[Dataset entries]
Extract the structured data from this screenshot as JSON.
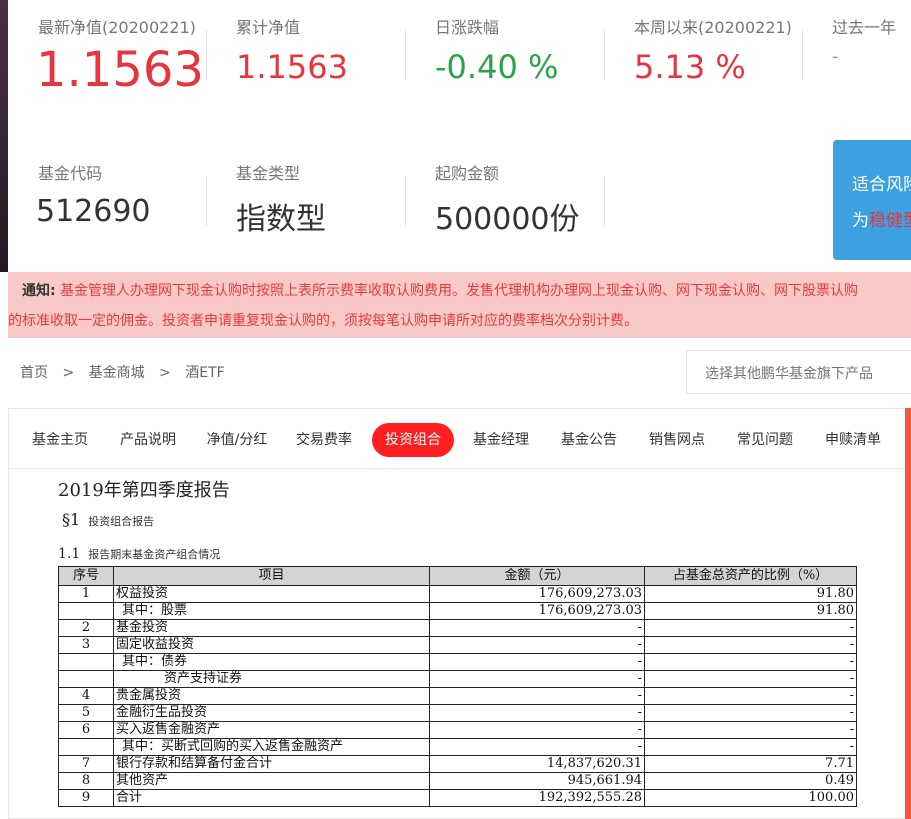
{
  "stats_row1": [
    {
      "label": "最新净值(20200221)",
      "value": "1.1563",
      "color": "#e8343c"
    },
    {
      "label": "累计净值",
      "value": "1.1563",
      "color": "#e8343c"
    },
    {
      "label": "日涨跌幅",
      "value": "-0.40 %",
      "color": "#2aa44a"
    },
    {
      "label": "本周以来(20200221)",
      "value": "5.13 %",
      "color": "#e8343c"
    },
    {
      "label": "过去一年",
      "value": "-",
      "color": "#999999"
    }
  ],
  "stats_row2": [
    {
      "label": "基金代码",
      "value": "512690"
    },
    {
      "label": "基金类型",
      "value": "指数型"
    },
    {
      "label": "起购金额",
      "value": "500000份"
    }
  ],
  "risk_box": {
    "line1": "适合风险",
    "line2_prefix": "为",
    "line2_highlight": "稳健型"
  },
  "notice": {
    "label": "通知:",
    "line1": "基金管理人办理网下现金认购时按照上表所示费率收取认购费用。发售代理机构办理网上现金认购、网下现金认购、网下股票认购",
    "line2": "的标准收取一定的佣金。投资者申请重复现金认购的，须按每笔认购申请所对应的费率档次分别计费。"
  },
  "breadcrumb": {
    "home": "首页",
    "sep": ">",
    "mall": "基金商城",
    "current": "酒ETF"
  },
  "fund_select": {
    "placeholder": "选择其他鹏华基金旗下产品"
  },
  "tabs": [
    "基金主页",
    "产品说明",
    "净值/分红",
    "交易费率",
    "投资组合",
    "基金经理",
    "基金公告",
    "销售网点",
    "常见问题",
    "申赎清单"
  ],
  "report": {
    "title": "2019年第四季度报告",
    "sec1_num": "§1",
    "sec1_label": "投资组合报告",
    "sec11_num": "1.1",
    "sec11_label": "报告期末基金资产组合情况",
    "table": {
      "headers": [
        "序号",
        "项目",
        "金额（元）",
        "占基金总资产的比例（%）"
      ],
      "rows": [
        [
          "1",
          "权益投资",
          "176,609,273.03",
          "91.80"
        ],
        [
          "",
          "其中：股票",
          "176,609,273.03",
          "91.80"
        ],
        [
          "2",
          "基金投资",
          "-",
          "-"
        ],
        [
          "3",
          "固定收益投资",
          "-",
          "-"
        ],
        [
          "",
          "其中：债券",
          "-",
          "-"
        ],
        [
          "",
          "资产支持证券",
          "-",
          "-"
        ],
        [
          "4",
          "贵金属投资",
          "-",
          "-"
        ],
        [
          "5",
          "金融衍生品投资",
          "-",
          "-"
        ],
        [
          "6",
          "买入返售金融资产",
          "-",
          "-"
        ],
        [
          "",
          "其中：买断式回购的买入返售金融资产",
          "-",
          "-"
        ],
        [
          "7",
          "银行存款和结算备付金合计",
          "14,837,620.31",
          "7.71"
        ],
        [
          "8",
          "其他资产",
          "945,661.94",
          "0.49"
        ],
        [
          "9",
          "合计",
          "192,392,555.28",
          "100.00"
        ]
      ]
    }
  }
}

* **WRITTEN REQUEST**
Copy out all lines from the material above that contain the string "value".

* **ANSWER TO THIS TASK**
      "value": "1.1563",
      "value": "1.1563",
      "value": "-0.40 %",
      "value": "5.13 %",
      "value": "-",
      "value": "512690"
      "value": "指数型"
      "value": "500000份"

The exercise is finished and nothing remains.